— Compito breve A —
Traduci in inglese questa frase dell'estratto del documento: "Cosa ci stiamo a fare noi e come possiamo aiutare?"

— Estratto del documento —
· · · · ·

Le malattie più frequenti sono broncorespiratorie, infezioni intestinali,
patologie psicologiche varie a causa del clima di paura, macchie della
pelle, herpes, gastriti, coliti, parassitosi, tubercolosi e malaria.
Cosa ci stiamo a fare noi e come possiamo aiutare?
Ed è qui che cerchero di definire quelli che si chiamano "Accampamenti
civili per la pace".
Giovani e non, alcuni nazionali e principalmente internazionali, che gli
indigeni definiscono "Stranieri di coscienza", vengono ospitati nello
spazio loro destinato per dormire, su tavole di legno, qualche volta con
materasso di gommapiuma in cambio di un'espressione di solidarietà. La loro
presenza, molto ostacolata dal governo, impedisce di fatto gli attacchi ed
è riuscita a tenerli a freno in questi ultimi anni. Il governo, infatti,
che si sforza di mostrare una faccia demcratica, non si vuole compromettere
con rappresaglie su stanieri che non hanno infranto alcuna legge. Cerca di
impedire che arrivino in certe zone, ma esistono delle strategie che
ovviamente non posso dirvi, e anche se a fatica, riusciamo a raggiungere le
zone suddette.
Ho deciso di andare a conoscere la situazione dei profughi, anche allo
scopo di decidere come impiegare meglio i soldi che mi avete dato. Penso
che, come già fanno varie associazioni internazionali, comprerò uno o due
camion carichi di mais. Certo mi sarebbe piaciuto aiutare a migliorare le
abitazioni, ma sono così tante... Per comprare le lamiere per il tetto e le
tavole di legno e costruire una delle migliori case di questa zona abbiamo
calcolato circa 100 dollari. Avete capito bene, cento. In sé, è una cifra
ridicola per il costo di una casa nel mondo, ma qui è un capitale,
soprattuto in questa situazione. Mi piacerebbe organizzare degli aiuti
periodici, almeno per il cibo, e ci sarebbe già il contatto giusto ed
estremamente affidabile per poterlo fare dall'Italia. Come lo firmo questo
aiuto di ora?
Amici di Pistoia? Però c'è anche un po' di Sardegna. Datemi un sugerimento
su come volete essere chiamati. Non voglio prendermi tutto il merito come
se fosse una mia offerta pesonale. Diamoci un nome, una sigla.
Torniamo al racconto.
Pensavo di restare solo tre giorni ed ho raggiunto un gruppo di giovani
Baschi che erano già lì da una settimana. Persone stupende, la definizione
di "Giovani di coscienza" calzava loro a pennello. Spendevano le loro
vacanze ed i loro magri risparmi di tutto l'anno per fare i turni la notte
all'ingresso del villaggio, di giorno cercavano di riposare, e preparavano
i loro pasti. Abbiamo parlato a lungo e li ho trovati favolosi. Ho pensato
che sarei stata fiera di essere la loro mamma, o la loro insegnante (una
media di 24 anni).

· · · · ·

— Compito breve B —
Nell'elenco, riscrivi soltanto la parte che si apre con la riga contenente "cell-x-length: 4,0 mt bbox=[0, 306, 100, 341]" e si chiude con quella contenente "cell-dims-h60: 1275 x 3670", sostituendo "Optional" con "Facoltativo" e lasciando tutto il resto invariato.

· · · · ·

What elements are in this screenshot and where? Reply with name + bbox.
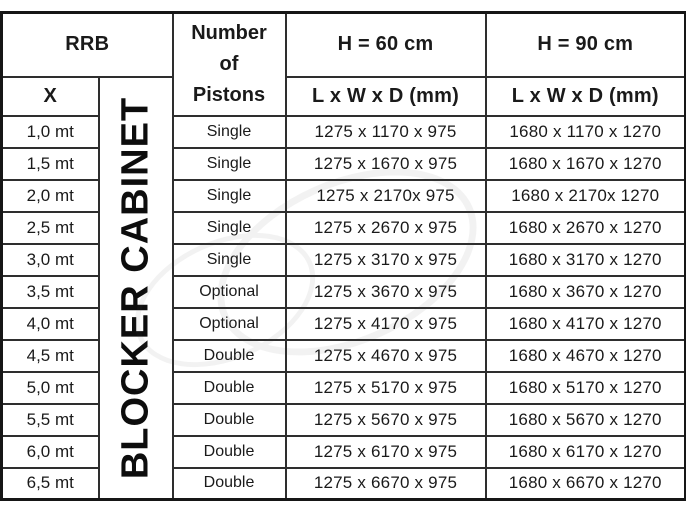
cell-x-length: 4,0 mt bbox=[0, 306, 100, 341]
cell-x-length: 1,5 mt bbox=[0, 146, 100, 181]
blocker-cabinet-vertical-label: BLOCKER CABINET bbox=[114, 96, 156, 479]
pistons-header: Number of Pistons bbox=[171, 11, 287, 117]
cell-x-length: 5,0 mt bbox=[0, 370, 100, 405]
table-row: 5,5 mt Double 1275 x 5670 x 975 1680 x 5670… bbox=[0, 402, 686, 437]
cell-dims-h60: 1275 x 1670 x 975 bbox=[284, 146, 487, 181]
cell-dims-h60: 1275 x 6670 x 975 bbox=[284, 466, 487, 501]
cell-pistons: Single bbox=[171, 114, 287, 149]
cell-x-length: 1,0 mt bbox=[0, 114, 100, 149]
cell-pistons: Double bbox=[171, 338, 287, 373]
cell-dims-h90: 1680 x 2170x 1270 bbox=[484, 178, 686, 213]
cell-dims-h60: 1275 x 4670 x 975 bbox=[284, 338, 487, 373]
cell-dims-h90: 1680 x 5670 x 1270 bbox=[484, 402, 686, 437]
cell-pistons: Optional bbox=[171, 306, 287, 341]
table-row: 1,0 mt Single 1275 x 1170 x 975 1680 x 1170… bbox=[0, 114, 686, 149]
blocker-cabinet-cell: BLOCKER CABINET bbox=[97, 75, 174, 501]
cell-dims-h60: 1275 x 3670 x 975 bbox=[284, 274, 487, 309]
dims60-header: L x W x D (mm) bbox=[284, 75, 487, 117]
cell-dims-h90: 1680 x 6170 x 1270 bbox=[484, 434, 686, 469]
cell-dims-h60: 1275 x 3170 x 975 bbox=[284, 242, 487, 277]
cell-x-length: 2,5 mt bbox=[0, 210, 100, 245]
cell-x-length: 6,0 mt bbox=[0, 434, 100, 469]
cell-dims-h90: 1680 x 3170 x 1270 bbox=[484, 242, 686, 277]
cell-dims-h60: 1275 x 5170 x 975 bbox=[284, 370, 487, 405]
table-row: 6,0 mt Double 1275 x 6170 x 975 1680 x 6170… bbox=[0, 434, 686, 469]
table-row: 2,5 mt Single 1275 x 2670 x 975 1680 x 2670… bbox=[0, 210, 686, 245]
header-row-2: X BLOCKER CABINET L x W x D (mm) L x W x… bbox=[0, 75, 686, 501]
cell-dims-h60: 1275 x 5670 x 975 bbox=[284, 402, 487, 437]
cell-dims-h90: 1680 x 1670 x 1270 bbox=[484, 146, 686, 181]
pistons-header-line3: Pistons bbox=[192, 83, 266, 106]
table-row: 2,0 mt Single 1275 x 2170x 975 1680 x 2170x… bbox=[0, 178, 686, 213]
cell-pistons: Single bbox=[171, 146, 287, 181]
blocker-cabinet-spec-table: RRB Number of Pistons H = 60 cm H = 90 c… bbox=[0, 11, 686, 501]
cell-dims-h60: 1275 x 2670 x 975 bbox=[284, 210, 487, 245]
table-row: 5,0 mt Double 1275 x 5170 x 975 1680 x 5170… bbox=[0, 370, 686, 405]
table-row: 1,5 mt Single 1275 x 1670 x 975 1680 x 1670… bbox=[0, 146, 686, 181]
cell-dims-h60: 1275 x 1170 x 975 bbox=[284, 114, 487, 149]
table-row: 4,0 mt Optional 1275 x 4170 x 975 1680 x 41… bbox=[0, 306, 686, 341]
cell-pistons: Double bbox=[171, 370, 287, 405]
cell-pistons: Single bbox=[171, 242, 287, 277]
table-row: 3,5 mt Optional 1275 x 3670 x 975 1680 x 36… bbox=[0, 274, 686, 309]
cell-pistons: Single bbox=[171, 178, 287, 213]
cell-dims-h60: 1275 x 4170 x 975 bbox=[284, 306, 487, 341]
cell-dims-h90: 1680 x 5170 x 1270 bbox=[484, 370, 686, 405]
cell-dims-h90: 1680 x 1170 x 1270 bbox=[484, 114, 686, 149]
cell-pistons: Single bbox=[171, 210, 287, 245]
cell-dims-h90: 1680 x 4670 x 1270 bbox=[484, 338, 686, 373]
rrb-header: RRB bbox=[0, 11, 174, 78]
cell-pistons: Double bbox=[171, 434, 287, 469]
h90-header: H = 90 cm bbox=[484, 11, 686, 78]
cell-x-length: 6,5 mt bbox=[0, 466, 100, 501]
cell-dims-h90: 1680 x 3670 x 1270 bbox=[484, 274, 686, 309]
cell-x-length: 4,5 mt bbox=[0, 338, 100, 373]
dims90-header: L x W x D (mm) bbox=[484, 75, 686, 117]
table-row: 6,5 mt Double 1275 x 6670 x 975 1680 x 6670… bbox=[0, 466, 686, 501]
table-rows-container: RRB Number of Pistons H = 60 cm H = 90 c… bbox=[0, 11, 686, 501]
cell-dims-h90: 1680 x 4170 x 1270 bbox=[484, 306, 686, 341]
header-row-1: RRB Number of Pistons H = 60 cm H = 90 c… bbox=[0, 11, 686, 117]
cell-x-length: 5,5 mt bbox=[0, 402, 100, 437]
pistons-header-line1: Number bbox=[191, 21, 267, 44]
cell-pistons: Optional bbox=[171, 274, 287, 309]
cell-pistons: Double bbox=[171, 466, 287, 501]
cell-dims-h60: 1275 x 6170 x 975 bbox=[284, 434, 487, 469]
cell-x-length: 2,0 mt bbox=[0, 178, 100, 213]
table-row: 3,0 mt Single 1275 x 3170 x 975 1680 x 3170… bbox=[0, 242, 686, 277]
x-header: X bbox=[0, 75, 100, 117]
pistons-header-line2: of bbox=[219, 52, 239, 75]
h60-header: H = 60 cm bbox=[284, 11, 487, 78]
cell-dims-h90: 1680 x 6670 x 1270 bbox=[484, 466, 686, 501]
cell-x-length: 3,5 mt bbox=[0, 274, 100, 309]
cell-dims-h90: 1680 x 2670 x 1270 bbox=[484, 210, 686, 245]
cell-x-length: 3,0 mt bbox=[0, 242, 100, 277]
table-row: 4,5 mt Double 1275 x 4670 x 975 1680 x 4670… bbox=[0, 338, 686, 373]
cell-pistons: Double bbox=[171, 402, 287, 437]
cell-dims-h60: 1275 x 2170x 975 bbox=[284, 178, 487, 213]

· · · · ·

— Risultato A —
What are we doing here, and how can we help?

— Risultato B —
cell-x-length: 4,0 mt bbox=[0, 306, 100, 341]
cell-x-length: 1,5 mt bbox=[0, 146, 100, 181]
blocker-cabinet-vertical-label: BLOCKER CABINET bbox=[114, 96, 156, 479]
pistons-header: Number of Pistons bbox=[171, 11, 287, 117]
cell-x-length: 5,0 mt bbox=[0, 370, 100, 405]
table-row: 5,5 mt Double 1275 x 5670 x 975 1680 x 5670… bbox=[0, 402, 686, 437]
cell-dims-h60: 1275 x 1670 x 975 bbox=[284, 146, 487, 181]
cell-dims-h60: 1275 x 6670 x 975 bbox=[284, 466, 487, 501]
cell-pistons: Single bbox=[171, 114, 287, 149]
cell-x-length: 1,0 mt bbox=[0, 114, 100, 149]
cell-pistons: Double bbox=[171, 338, 287, 373]
cell-dims-h90: 1680 x 2170x 1270 bbox=[484, 178, 686, 213]
cell-dims-h60: 1275 x 4670 x 975 bbox=[284, 338, 487, 373]
cell-dims-h90: 1680 x 5670 x 1270 bbox=[484, 402, 686, 437]
cell-pistons: Facoltativo bbox=[171, 306, 287, 341]
table-row: 1,0 mt Single 1275 x 1170 x 975 1680 x 1170… bbox=[0, 114, 686, 149]
blocker-cabinet-cell: BLOCKER CABINET bbox=[97, 75, 174, 501]
cell-dims-h60: 1275 x 3670 x 975 bbox=[284, 274, 487, 309]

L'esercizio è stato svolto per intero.